Dataset items
————————

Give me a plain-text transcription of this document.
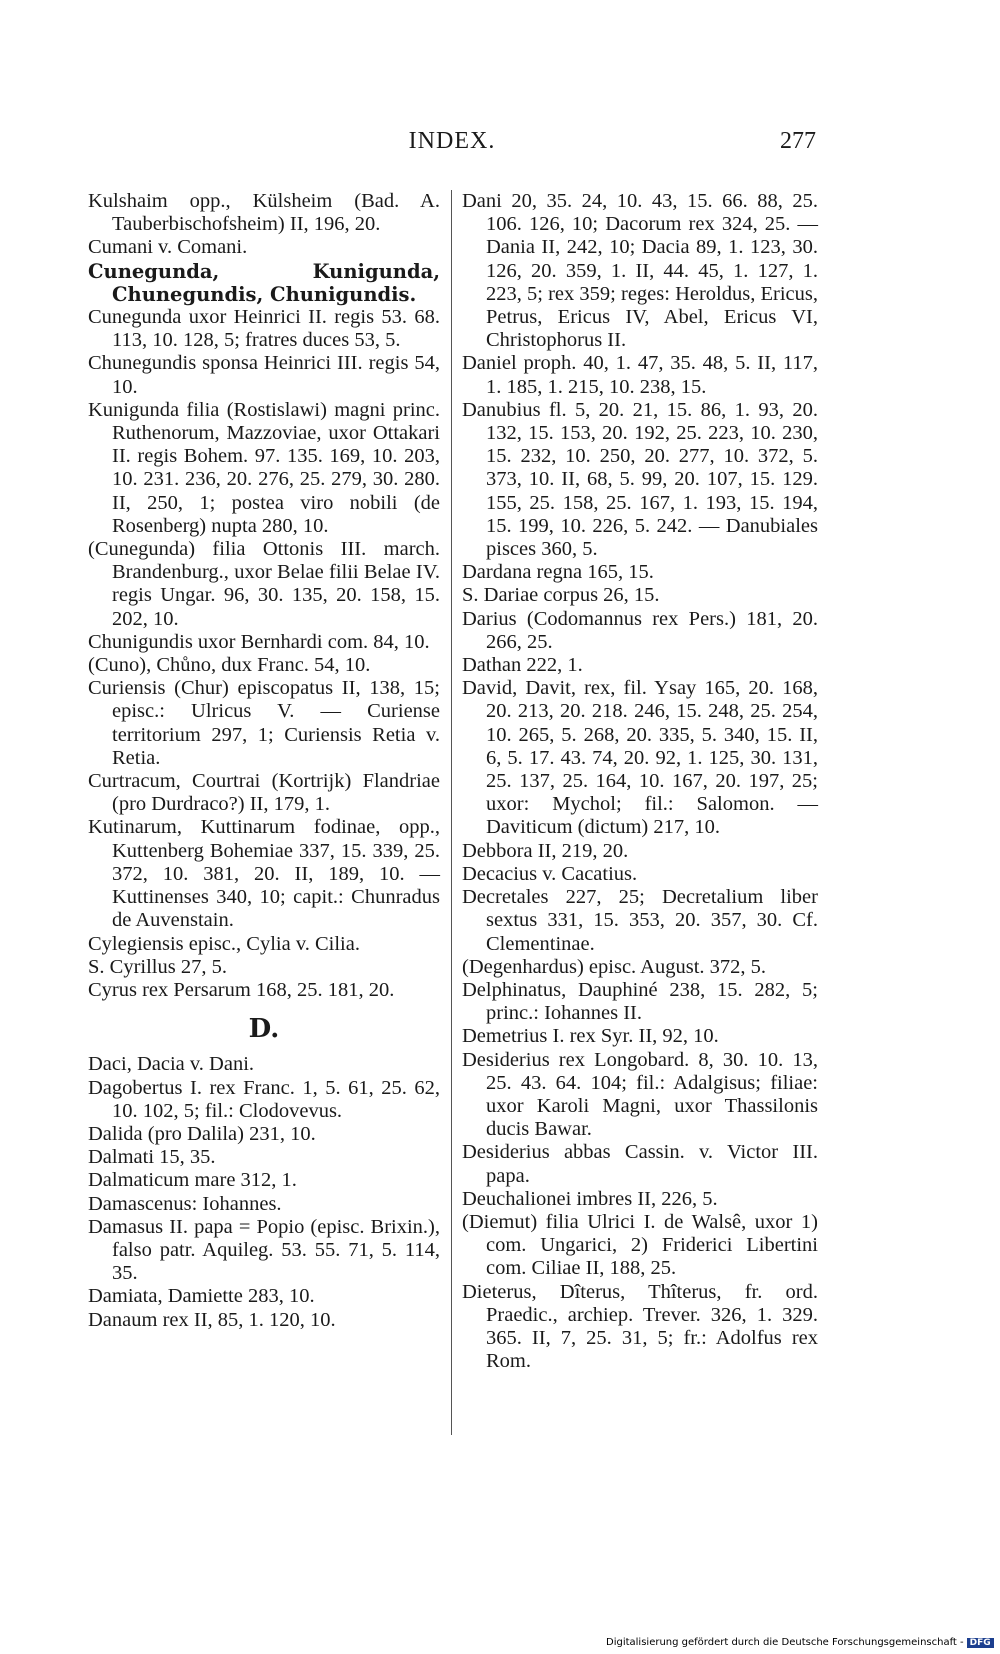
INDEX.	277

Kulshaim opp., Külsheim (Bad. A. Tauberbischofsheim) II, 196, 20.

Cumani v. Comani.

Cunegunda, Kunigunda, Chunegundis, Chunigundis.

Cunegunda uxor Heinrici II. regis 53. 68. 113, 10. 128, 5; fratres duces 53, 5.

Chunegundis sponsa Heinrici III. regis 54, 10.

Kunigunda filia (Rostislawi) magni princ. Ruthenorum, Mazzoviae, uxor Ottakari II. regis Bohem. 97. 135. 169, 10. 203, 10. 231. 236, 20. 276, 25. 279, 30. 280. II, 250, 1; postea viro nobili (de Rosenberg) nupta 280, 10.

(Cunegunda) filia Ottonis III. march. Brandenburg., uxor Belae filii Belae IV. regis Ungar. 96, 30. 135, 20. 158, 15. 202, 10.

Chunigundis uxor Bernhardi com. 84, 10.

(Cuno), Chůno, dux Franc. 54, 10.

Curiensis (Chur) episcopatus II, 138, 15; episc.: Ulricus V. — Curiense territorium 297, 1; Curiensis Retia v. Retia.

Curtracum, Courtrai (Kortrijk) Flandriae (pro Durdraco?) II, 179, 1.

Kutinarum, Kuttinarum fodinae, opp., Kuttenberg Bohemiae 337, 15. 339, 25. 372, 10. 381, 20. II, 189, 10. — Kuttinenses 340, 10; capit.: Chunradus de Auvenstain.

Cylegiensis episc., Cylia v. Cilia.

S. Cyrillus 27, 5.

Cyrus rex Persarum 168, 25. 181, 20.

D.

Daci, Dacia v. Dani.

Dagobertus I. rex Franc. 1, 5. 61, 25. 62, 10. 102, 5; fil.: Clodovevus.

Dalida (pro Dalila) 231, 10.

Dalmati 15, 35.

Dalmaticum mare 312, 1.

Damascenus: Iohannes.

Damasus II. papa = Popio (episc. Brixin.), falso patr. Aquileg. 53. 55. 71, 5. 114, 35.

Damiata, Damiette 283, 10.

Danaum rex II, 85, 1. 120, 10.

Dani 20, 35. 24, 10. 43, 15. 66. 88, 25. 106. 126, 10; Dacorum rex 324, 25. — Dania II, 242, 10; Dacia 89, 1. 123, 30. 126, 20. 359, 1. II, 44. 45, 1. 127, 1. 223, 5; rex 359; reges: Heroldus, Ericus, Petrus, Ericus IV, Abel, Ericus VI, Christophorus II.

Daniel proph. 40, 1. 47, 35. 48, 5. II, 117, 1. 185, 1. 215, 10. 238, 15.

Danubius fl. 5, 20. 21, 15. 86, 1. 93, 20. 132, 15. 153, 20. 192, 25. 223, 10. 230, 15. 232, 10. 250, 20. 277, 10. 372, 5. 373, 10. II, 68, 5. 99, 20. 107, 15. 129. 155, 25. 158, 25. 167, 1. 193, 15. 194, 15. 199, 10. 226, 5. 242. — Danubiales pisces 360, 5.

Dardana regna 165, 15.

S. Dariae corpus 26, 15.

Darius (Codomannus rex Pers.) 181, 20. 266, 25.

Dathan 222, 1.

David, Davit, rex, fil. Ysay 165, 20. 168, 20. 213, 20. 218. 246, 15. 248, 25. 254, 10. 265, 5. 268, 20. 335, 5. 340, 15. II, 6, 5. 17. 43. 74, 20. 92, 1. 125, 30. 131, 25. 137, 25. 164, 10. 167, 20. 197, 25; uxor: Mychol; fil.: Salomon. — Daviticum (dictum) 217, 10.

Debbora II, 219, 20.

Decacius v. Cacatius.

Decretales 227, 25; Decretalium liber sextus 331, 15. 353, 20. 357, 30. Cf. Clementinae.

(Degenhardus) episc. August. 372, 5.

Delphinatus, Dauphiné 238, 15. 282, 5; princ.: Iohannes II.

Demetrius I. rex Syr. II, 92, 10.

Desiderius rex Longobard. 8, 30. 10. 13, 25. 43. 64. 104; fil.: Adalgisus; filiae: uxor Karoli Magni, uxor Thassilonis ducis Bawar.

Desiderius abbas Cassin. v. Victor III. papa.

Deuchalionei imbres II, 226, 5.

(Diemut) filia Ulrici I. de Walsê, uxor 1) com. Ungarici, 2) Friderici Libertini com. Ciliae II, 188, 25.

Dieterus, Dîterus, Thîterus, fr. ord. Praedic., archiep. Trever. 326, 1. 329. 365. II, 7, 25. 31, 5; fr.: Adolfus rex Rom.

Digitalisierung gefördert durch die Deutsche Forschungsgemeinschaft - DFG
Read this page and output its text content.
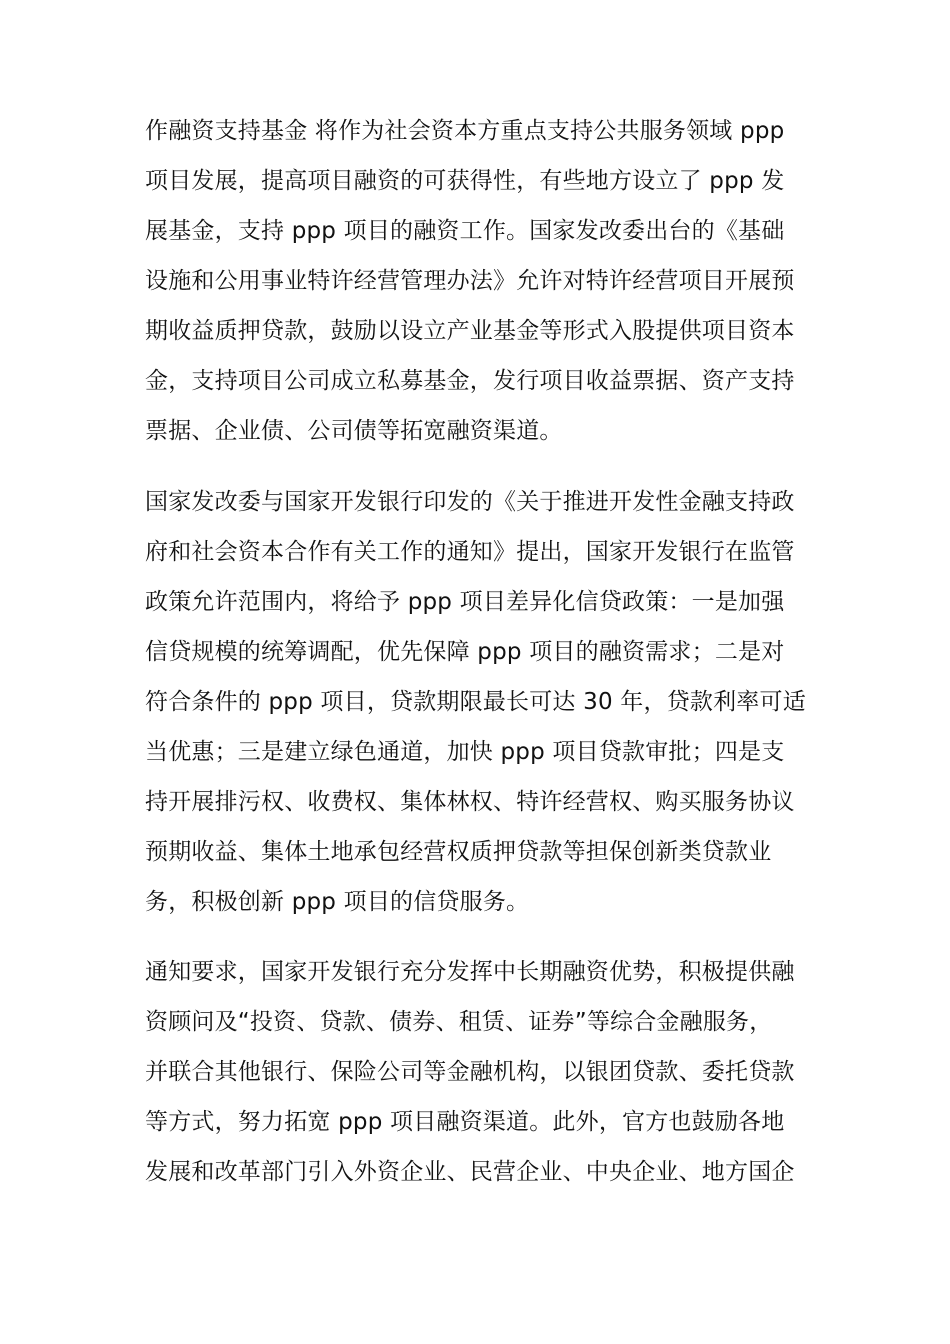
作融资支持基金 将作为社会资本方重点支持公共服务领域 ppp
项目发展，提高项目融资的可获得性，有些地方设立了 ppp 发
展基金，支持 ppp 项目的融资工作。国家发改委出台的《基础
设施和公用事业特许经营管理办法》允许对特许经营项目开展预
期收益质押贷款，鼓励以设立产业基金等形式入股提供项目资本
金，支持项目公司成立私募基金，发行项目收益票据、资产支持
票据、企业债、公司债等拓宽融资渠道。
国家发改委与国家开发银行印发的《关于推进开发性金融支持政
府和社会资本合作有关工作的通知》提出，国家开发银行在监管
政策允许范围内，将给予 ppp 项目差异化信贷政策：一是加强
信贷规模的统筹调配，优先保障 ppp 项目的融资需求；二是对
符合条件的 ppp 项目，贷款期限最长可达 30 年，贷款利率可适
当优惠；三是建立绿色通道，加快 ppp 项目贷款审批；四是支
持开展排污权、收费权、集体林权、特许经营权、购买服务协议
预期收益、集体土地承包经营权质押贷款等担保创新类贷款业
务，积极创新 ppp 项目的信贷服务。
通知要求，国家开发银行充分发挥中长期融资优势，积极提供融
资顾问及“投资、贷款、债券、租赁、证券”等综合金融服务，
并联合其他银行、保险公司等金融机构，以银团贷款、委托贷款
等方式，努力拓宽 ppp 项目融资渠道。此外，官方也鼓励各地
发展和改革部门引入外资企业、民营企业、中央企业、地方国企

————————

• [SET TASK]:
Quote the entries above word for word. Leave the images out.

• [WRITTEN ANSWER]:
Give me a plain-text transcription of this document.
INDEX.	277

Kulshaim opp., Külsheim (Bad. A. Tauberbischofsheim) II, 196, 20.

Cumani v. Comani.

Cunegunda, Kunigunda, Chunegundis, Chunigundis.

Cunegunda uxor Heinrici II. regis 53. 68. 113, 10. 128, 5; fratres duces 53, 5.

Chunegundis sponsa Heinrici III. regis 54, 10.

Kunigunda filia (Rostislawi) magni princ. Ruthenorum, Mazzoviae, uxor Ottakari II. regis Bohem. 97. 135. 169, 10. 203, 10. 231. 236, 20. 276, 25. 279, 30. 280. II, 250, 1; postea viro nobili (de Rosenberg) nupta 280, 10.

(Cunegunda) filia Ottonis III. march. Brandenburg., uxor Belae filii Belae IV. regis Ungar. 96, 30. 135, 20. 158, 15. 202, 10.

Chunigundis uxor Bernhardi com. 84, 10.

(Cuno), Chůno, dux Franc. 54, 10.

Curiensis (Chur) episcopatus II, 138, 15; episc.: Ulricus V. — Curiense territorium 297, 1; Curiensis Retia v. Retia.

Curtracum, Courtrai (Kortrijk) Flandriae (pro Durdraco?) II, 179, 1.

Kutinarum, Kuttinarum fodinae, opp., Kuttenberg Bohemiae 337, 15. 339, 25. 372, 10. 381, 20. II, 189, 10. — Kuttinenses 340, 10; capit.: Chunradus de Auvenstain.

Cylegiensis episc., Cylia v. Cilia.

S. Cyrillus 27, 5.

Cyrus rex Persarum 168, 25. 181, 20.

D.

Daci, Dacia v. Dani.

Dagobertus I. rex Franc. 1, 5. 61, 25. 62, 10. 102, 5; fil.: Clodovevus.

Dalida (pro Dalila) 231, 10.

Dalmati 15, 35.

Dalmaticum mare 312, 1.

Damascenus: Iohannes.

Damasus II. papa = Popio (episc. Brixin.), falso patr. Aquileg. 53. 55. 71, 5. 114, 35.

Damiata, Damiette 283, 10.

Danaum rex II, 85, 1. 120, 10.

Dani 20, 35. 24, 10. 43, 15. 66. 88, 25. 106. 126, 10; Dacorum rex 324, 25. — Dania II, 242, 10; Dacia 89, 1. 123, 30. 126, 20. 359, 1. II, 44. 45, 1. 127, 1. 223, 5; rex 359; reges: Heroldus, Ericus, Petrus, Ericus IV, Abel, Ericus VI, Christophorus II.

Daniel proph. 40, 1. 47, 35. 48, 5. II, 117, 1. 185, 1. 215, 10. 238, 15.

Danubius fl. 5, 20. 21, 15. 86, 1. 93, 20. 132, 15. 153, 20. 192, 25. 223, 10. 230, 15. 232, 10. 250, 20. 277, 10. 372, 5. 373, 10. II, 68, 5. 99, 20. 107, 15. 129. 155, 25. 158, 25. 167, 1. 193, 15. 194, 15. 199, 10. 226, 5. 242. — Danubiales pisces 360, 5.

Dardana regna 165, 15.

S. Dariae corpus 26, 15.

Darius (Codomannus rex Pers.) 181, 20. 266, 25.

Dathan 222, 1.

David, Davit, rex, fil. Ysay 165, 20. 168, 20. 213, 20. 218. 246, 15. 248, 25. 254, 10. 265, 5. 268, 20. 335, 5. 340, 15. II, 6, 5. 17. 43. 74, 20. 92, 1. 125, 30. 131, 25. 137, 25. 164, 10. 167, 20. 197, 25; uxor: Mychol; fil.: Salomon. — Daviticum (dictum) 217, 10.

Debbora II, 219, 20.

Decacius v. Cacatius.

Decretales 227, 25; Decretalium liber sextus 331, 15. 353, 20. 357, 30. Cf. Clementinae.

(Degenhardus) episc. August. 372, 5.

Delphinatus, Dauphiné 238, 15. 282, 5; princ.: Iohannes II.

Demetrius I. rex Syr. II, 92, 10.

Desiderius rex Longobard. 8, 30. 10. 13, 25. 43. 64. 104; fil.: Adalgisus; filiae: uxor Karoli Magni, uxor Thassilonis ducis Bawar.

Desiderius abbas Cassin. v. Victor III. papa.

Deuchalionei imbres II, 226, 5.

(Diemut) filia Ulrici I. de Walsê, uxor 1) com. Ungarici, 2) Friderici Libertini com. Ciliae II, 188, 25.

Dieterus, Dîterus, Thîterus, fr. ord. Praedic., archiep. Trever. 326, 1. 329. 365. II, 7, 25. 31, 5; fr.: Adolfus rex Rom.

Digitalisierung gefördert durch die Deutsche Forschungsgemeinschaft - DFG
Read this page and output its text content.
作融资支持基金 将作为社会资本方重点支持公共服务领域 ppp
项目发展，提高项目融资的可获得性，有些地方设立了 ppp 发
展基金，支持 ppp 项目的融资工作。国家发改委出台的《基础
设施和公用事业特许经营管理办法》允许对特许经营项目开展预
期收益质押贷款，鼓励以设立产业基金等形式入股提供项目资本
金，支持项目公司成立私募基金，发行项目收益票据、资产支持
票据、企业债、公司债等拓宽融资渠道。
国家发改委与国家开发银行印发的《关于推进开发性金融支持政
府和社会资本合作有关工作的通知》提出，国家开发银行在监管
政策允许范围内，将给予 ppp 项目差异化信贷政策：一是加强
信贷规模的统筹调配，优先保障 ppp 项目的融资需求；二是对
符合条件的 ppp 项目，贷款期限最长可达 30 年，贷款利率可适
当优惠；三是建立绿色通道，加快 ppp 项目贷款审批；四是支
持开展排污权、收费权、集体林权、特许经营权、购买服务协议
预期收益、集体土地承包经营权质押贷款等担保创新类贷款业
务，积极创新 ppp 项目的信贷服务。
通知要求，国家开发银行充分发挥中长期融资优势，积极提供融
资顾问及“投资、贷款、债券、租赁、证券”等综合金融服务，
并联合其他银行、保险公司等金融机构，以银团贷款、委托贷款
等方式，努力拓宽 ppp 项目融资渠道。此外，官方也鼓励各地
发展和改革部门引入外资企业、民营企业、中央企业、地方国企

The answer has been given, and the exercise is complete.